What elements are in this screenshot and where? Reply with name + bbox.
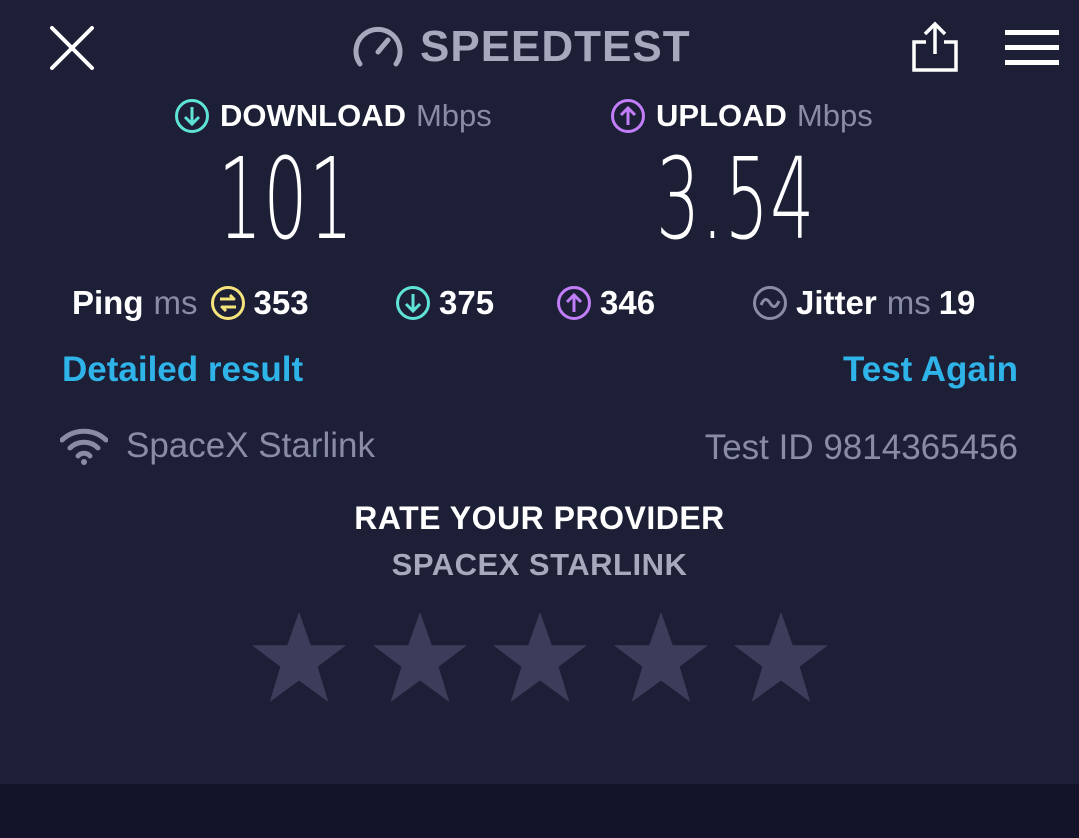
test-id: Test ID 9814365456 (704, 428, 1018, 467)
star-icon[interactable] (491, 610, 589, 704)
upload-header: UPLOAD Mbps (610, 92, 873, 140)
app-title: SPEEDTEST (420, 22, 691, 71)
jitter-label: Jitter (796, 284, 877, 321)
jitter-icon (753, 286, 787, 320)
bottom-bar (0, 784, 1079, 838)
test-again-link[interactable]: Test Again (843, 350, 1018, 390)
arrow-down-circle-icon (175, 99, 209, 133)
star-rating[interactable] (250, 610, 830, 704)
download-header: DOWNLOAD Mbps (174, 92, 492, 140)
wifi-icon (60, 428, 108, 465)
ping-download: 375 (395, 280, 494, 326)
provider-name: SpaceX Starlink (126, 426, 376, 465)
arrow-up-circle-icon (611, 99, 645, 133)
star-icon[interactable] (612, 610, 710, 704)
star-icon[interactable] (250, 610, 348, 704)
ping-label: Ping (72, 284, 144, 321)
close-button[interactable] (48, 24, 96, 72)
ping-download-value: 375 (439, 284, 495, 321)
menu-button[interactable] (1003, 28, 1061, 68)
jitter-value: 19 (938, 284, 976, 321)
ping-idle: Ping ms 353 (72, 280, 309, 326)
star-icon[interactable] (371, 610, 469, 704)
upload-unit: Mbps (796, 98, 873, 133)
ping-upload-icon (557, 286, 591, 320)
close-icon (50, 26, 94, 70)
speedtest-logo: SPEEDTEST (352, 20, 691, 74)
speedometer-icon (353, 26, 403, 67)
provider-info: SpaceX Starlink (60, 426, 375, 466)
rate-provider-name: SPACEX STARLINK (391, 547, 688, 582)
detailed-result-link[interactable]: Detailed result (62, 350, 303, 390)
download-speed-value: 101 (218, 135, 355, 265)
ping-idle-icon (210, 286, 245, 320)
download-label: DOWNLOAD (220, 98, 406, 133)
upload-label: UPLOAD (656, 98, 787, 133)
download-unit: Mbps (415, 98, 492, 133)
jitter-unit: ms (886, 284, 931, 321)
share-icon (912, 21, 958, 72)
upload-speed-value: 3.54 (656, 135, 816, 265)
rate-provider-title: RATE YOUR PROVIDER (354, 500, 725, 536)
ping-download-icon (396, 286, 430, 320)
ping-unit: ms (153, 284, 198, 321)
share-button[interactable] (908, 20, 962, 74)
jitter: Jitter ms 19 (752, 280, 975, 326)
star-icon[interactable] (732, 610, 830, 704)
hamburger-menu-icon (1005, 30, 1059, 65)
ping-upload-value: 346 (600, 284, 656, 321)
ping-idle-value: 353 (253, 284, 309, 321)
ping-upload: 346 (556, 280, 655, 326)
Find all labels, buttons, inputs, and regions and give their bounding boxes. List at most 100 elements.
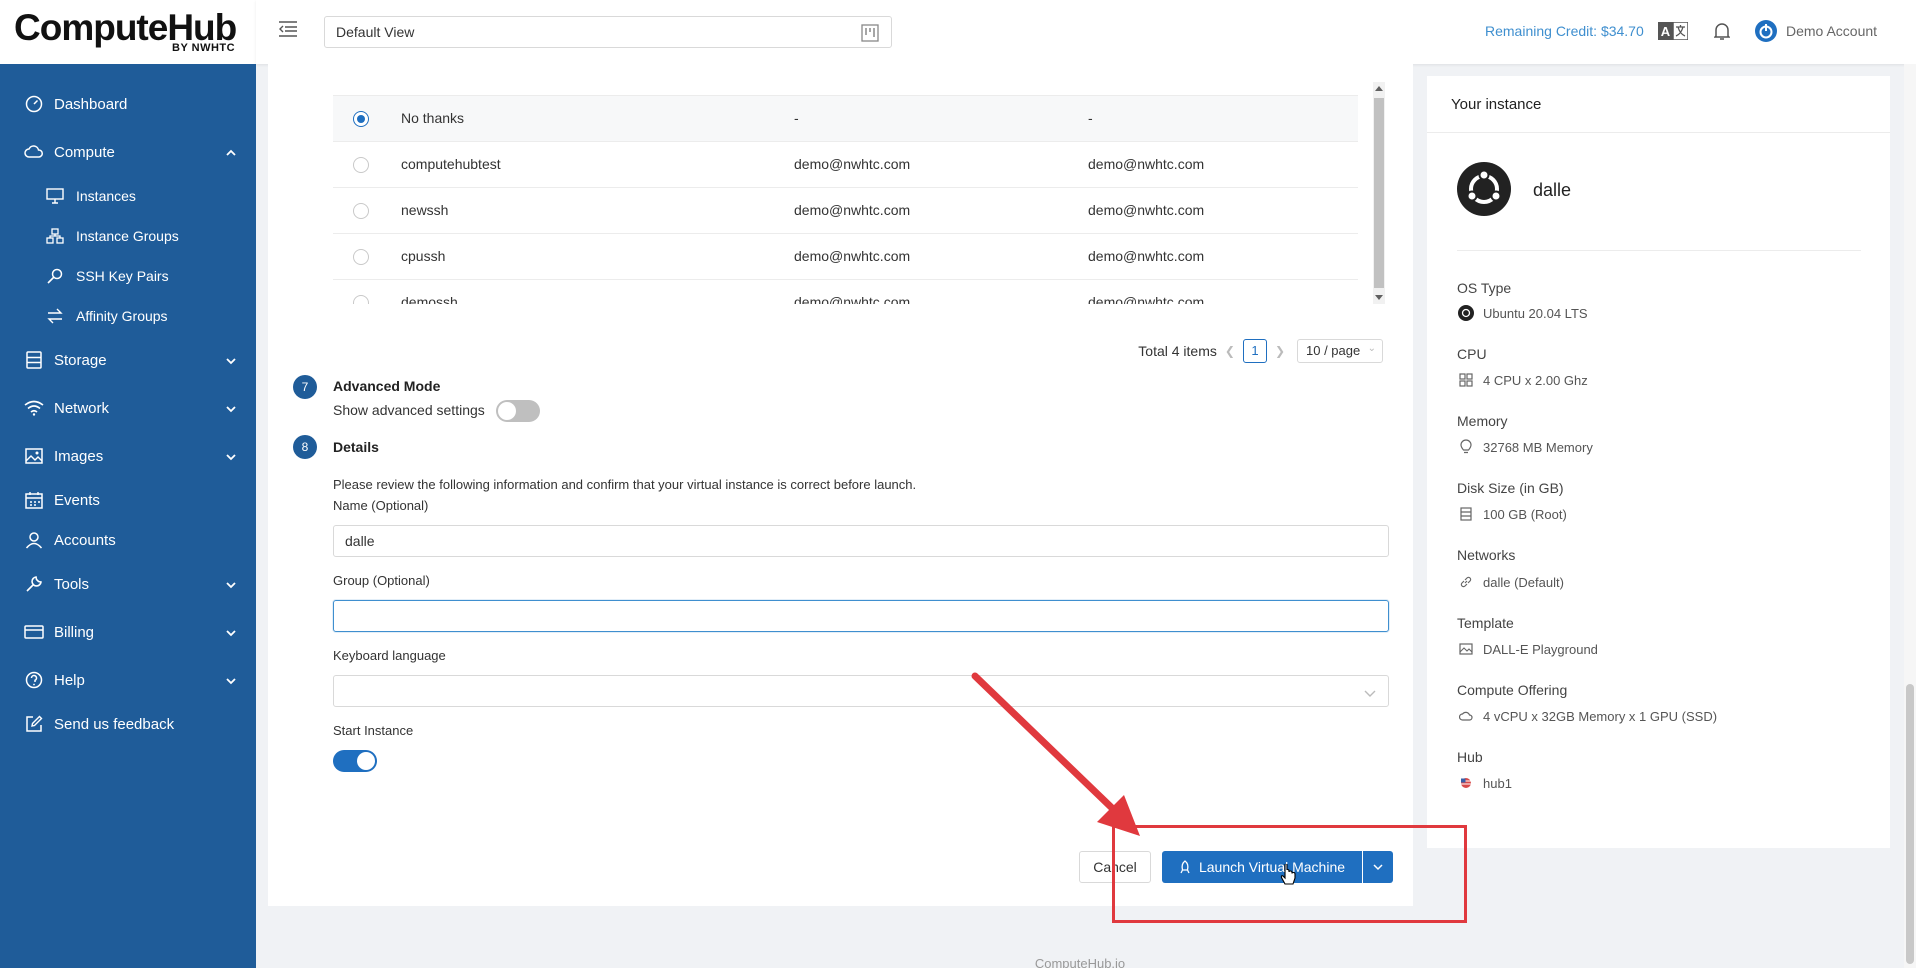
prev-page-icon[interactable]: ❮ xyxy=(1225,344,1235,358)
picture-icon xyxy=(1457,640,1475,658)
image-icon xyxy=(24,446,44,466)
sidebar-item-help[interactable]: Help xyxy=(0,656,256,704)
sidebar-item-tools[interactable]: Tools xyxy=(0,560,256,608)
table-row-partial xyxy=(333,82,1358,96)
spec-label-template: Template xyxy=(1457,615,1514,631)
translate-icon[interactable]: A xyxy=(1658,21,1689,45)
key-col3: - xyxy=(1088,110,1093,126)
link-icon xyxy=(1457,573,1475,591)
menu-fold-icon[interactable] xyxy=(278,20,298,43)
sidebar-item-storage[interactable]: Storage xyxy=(0,336,256,384)
scroll-thumb[interactable] xyxy=(1374,98,1384,288)
sidebar-item-affinity-groups[interactable]: Affinity Groups xyxy=(0,296,256,336)
swap-icon xyxy=(46,307,64,325)
layout-icon xyxy=(861,24,879,45)
page-size-select[interactable]: 10 / page ⌄ xyxy=(1297,339,1383,363)
sidebar-item-label: Accounts xyxy=(54,531,116,549)
spec-value-disk: 100 GB (Root) xyxy=(1457,505,1567,523)
step-title-advanced: Advanced Mode xyxy=(333,378,441,394)
key-col3: demo@nwhtc.com xyxy=(1088,248,1205,264)
logo[interactable]: ComputeHub BY NWHTC xyxy=(0,0,256,64)
advanced-settings-toggle[interactable] xyxy=(496,400,540,422)
key-col3: demo@nwhtc.com xyxy=(1088,202,1205,218)
bulb-icon xyxy=(1457,438,1475,456)
key-name: cpussh xyxy=(401,248,446,264)
remaining-credit: Remaining Credit: $34.70 xyxy=(1485,23,1644,39)
view-selector-value: Default View xyxy=(336,24,415,40)
panel-title: Your instance xyxy=(1451,96,1542,113)
svg-text:A: A xyxy=(1661,24,1671,39)
page-scroll-thumb[interactable] xyxy=(1906,684,1914,964)
sidebar-item-label: Affinity Groups xyxy=(76,308,168,324)
chevron-down-icon xyxy=(1364,685,1376,701)
sidebar-item-events[interactable]: Events xyxy=(0,480,256,520)
table-row[interactable]: cpussh demo@nwhtc.com demo@nwhtc.com xyxy=(333,234,1358,280)
footer-text: ComputeHub.io xyxy=(1034,956,1126,968)
keyboard-language-select[interactable] xyxy=(333,675,1389,707)
next-page-icon[interactable]: ❯ xyxy=(1275,344,1285,358)
page-scrollbar[interactable] xyxy=(1904,64,1916,968)
sidebar-item-network[interactable]: Network xyxy=(0,384,256,432)
sidebar-item-ssh-key-pairs[interactable]: SSH Key Pairs xyxy=(0,256,256,296)
spec-value-networks: dalle (Default) xyxy=(1457,573,1564,591)
sidebar-item-label: Send us feedback xyxy=(54,715,175,733)
table-row[interactable]: computehubtest demo@nwhtc.com demo@nwhtc… xyxy=(333,142,1358,188)
table-scrollbar[interactable] xyxy=(1373,82,1385,304)
view-selector[interactable]: Default View xyxy=(324,16,892,48)
sidebar-item-accounts[interactable]: Accounts xyxy=(0,520,256,560)
sidebar-item-billing[interactable]: Billing xyxy=(0,608,256,656)
group-label: Group (Optional) xyxy=(333,573,430,588)
key-col2: demo@nwhtc.com xyxy=(794,294,911,304)
row-radio[interactable] xyxy=(353,203,369,219)
key-name: No thanks xyxy=(401,110,465,126)
table-row[interactable]: newssh demo@nwhtc.com demo@nwhtc.com xyxy=(333,188,1358,234)
ssh-key-table: No thanks - - computehubtest demo@nwhtc.… xyxy=(333,82,1358,304)
spec-label-cpu: CPU xyxy=(1457,346,1487,362)
sidebar-item-label: Instances xyxy=(76,188,136,204)
sidebar-item-feedback[interactable]: Send us feedback xyxy=(0,704,256,744)
sidebar-item-compute[interactable]: Compute xyxy=(0,128,256,176)
row-radio[interactable] xyxy=(353,295,369,304)
sidebar-nav: Dashboard Compute Instances Instance Gro… xyxy=(0,64,256,744)
scroll-down-arrow[interactable] xyxy=(1375,295,1383,300)
scroll-up-arrow[interactable] xyxy=(1375,86,1383,91)
flag-us-icon xyxy=(1457,774,1475,792)
avatar xyxy=(1754,19,1778,43)
sidebar-item-label: Help xyxy=(54,671,85,689)
sidebar-item-label: Instance Groups xyxy=(76,228,179,244)
disk-icon xyxy=(1457,505,1475,523)
sidebar-item-dashboard[interactable]: Dashboard xyxy=(0,80,256,128)
question-icon xyxy=(24,670,44,690)
spec-value-text: hub1 xyxy=(1483,775,1512,791)
name-input[interactable]: dalle xyxy=(333,525,1389,557)
step-title-details: Details xyxy=(333,439,379,455)
spec-label-os: OS Type xyxy=(1457,280,1512,296)
name-label: Name (Optional) xyxy=(333,498,429,513)
spec-label-hub: Hub xyxy=(1457,749,1483,765)
key-col3: demo@nwhtc.com xyxy=(1088,156,1205,172)
row-radio[interactable] xyxy=(353,249,369,265)
table-row[interactable]: demossh demo@nwhtc.com demo@nwhtc.com xyxy=(333,280,1358,304)
table-row[interactable]: No thanks - - xyxy=(333,96,1358,142)
key-name: newssh xyxy=(401,202,449,218)
chevron-down-icon: ⌄ xyxy=(1367,343,1376,354)
account-menu[interactable]: Demo Account xyxy=(1754,19,1877,43)
sidebar-item-instances[interactable]: Instances xyxy=(0,176,256,216)
row-radio[interactable] xyxy=(353,157,369,173)
start-instance-toggle[interactable] xyxy=(333,750,377,772)
spec-value-text: Ubuntu 20.04 LTS xyxy=(1483,305,1588,321)
cluster-icon xyxy=(46,227,64,245)
monitor-icon xyxy=(46,187,64,205)
bell-icon[interactable] xyxy=(1713,21,1731,46)
page-number[interactable]: 1 xyxy=(1242,339,1267,363)
pagination: Total 4 items ❮ 1 ❯ 10 / page ⌄ xyxy=(1138,339,1383,363)
sidebar-item-label: SSH Key Pairs xyxy=(76,268,169,284)
group-input[interactable] xyxy=(333,600,1389,632)
sidebar-item-instance-groups[interactable]: Instance Groups xyxy=(0,216,256,256)
logo-subtext: BY NWHTC xyxy=(172,42,236,54)
sidebar-item-images[interactable]: Images xyxy=(0,432,256,480)
schedule-icon xyxy=(24,490,44,510)
row-radio[interactable] xyxy=(353,111,369,127)
sidebar-item-label: Dashboard xyxy=(54,95,128,113)
sidebar-item-label: Tools xyxy=(54,575,90,593)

────────────────

▶ **Problem description**
Please give the records again from the line with "test-id: Test ID" up to and including the line with "download-speed-value: 101 (218, 135, 355, 265)", swapping "Detailed result" for "Full report" and leaving everything else unchanged.

▶ **Solution to the exercise**
test-id: Test ID 9814365456 (704, 428, 1018, 467)
star-icon[interactable] (491, 610, 589, 704)
upload-header: UPLOAD Mbps (610, 92, 873, 140)
app-title: SPEEDTEST (420, 22, 691, 71)
jitter-label: Jitter (796, 284, 877, 321)
jitter-icon (753, 286, 787, 320)
bottom-bar (0, 784, 1079, 838)
test-again-link[interactable]: Test Again (843, 350, 1018, 390)
arrow-down-circle-icon (175, 99, 209, 133)
star-rating[interactable] (250, 610, 830, 704)
download-header: DOWNLOAD Mbps (174, 92, 492, 140)
wifi-icon (60, 428, 108, 465)
ping-download: 375 (395, 280, 494, 326)
provider-name: SpaceX Starlink (126, 426, 376, 465)
arrow-up-circle-icon (611, 99, 645, 133)
star-icon[interactable] (612, 610, 710, 704)
star-icon[interactable] (250, 610, 348, 704)
ping-label: Ping (72, 284, 144, 321)
close-button[interactable] (48, 24, 96, 72)
ping-download-value: 375 (439, 284, 495, 321)
menu-button[interactable] (1003, 28, 1061, 68)
jitter-value: 19 (938, 284, 976, 321)
ping-idle: Ping ms 353 (72, 280, 309, 326)
star-icon[interactable] (371, 610, 469, 704)
upload-unit: Mbps (796, 98, 873, 133)
ping-upload-icon (557, 286, 591, 320)
close-icon (50, 26, 94, 70)
speedtest-logo: SPEEDTEST (352, 20, 691, 74)
speedometer-icon (353, 26, 403, 67)
provider-info: SpaceX Starlink (60, 426, 375, 466)
rate-provider-name: SPACEX STARLINK (391, 547, 688, 582)
detailed-result-link[interactable]: Full report (62, 350, 303, 390)
download-speed-value: 101 (218, 135, 355, 265)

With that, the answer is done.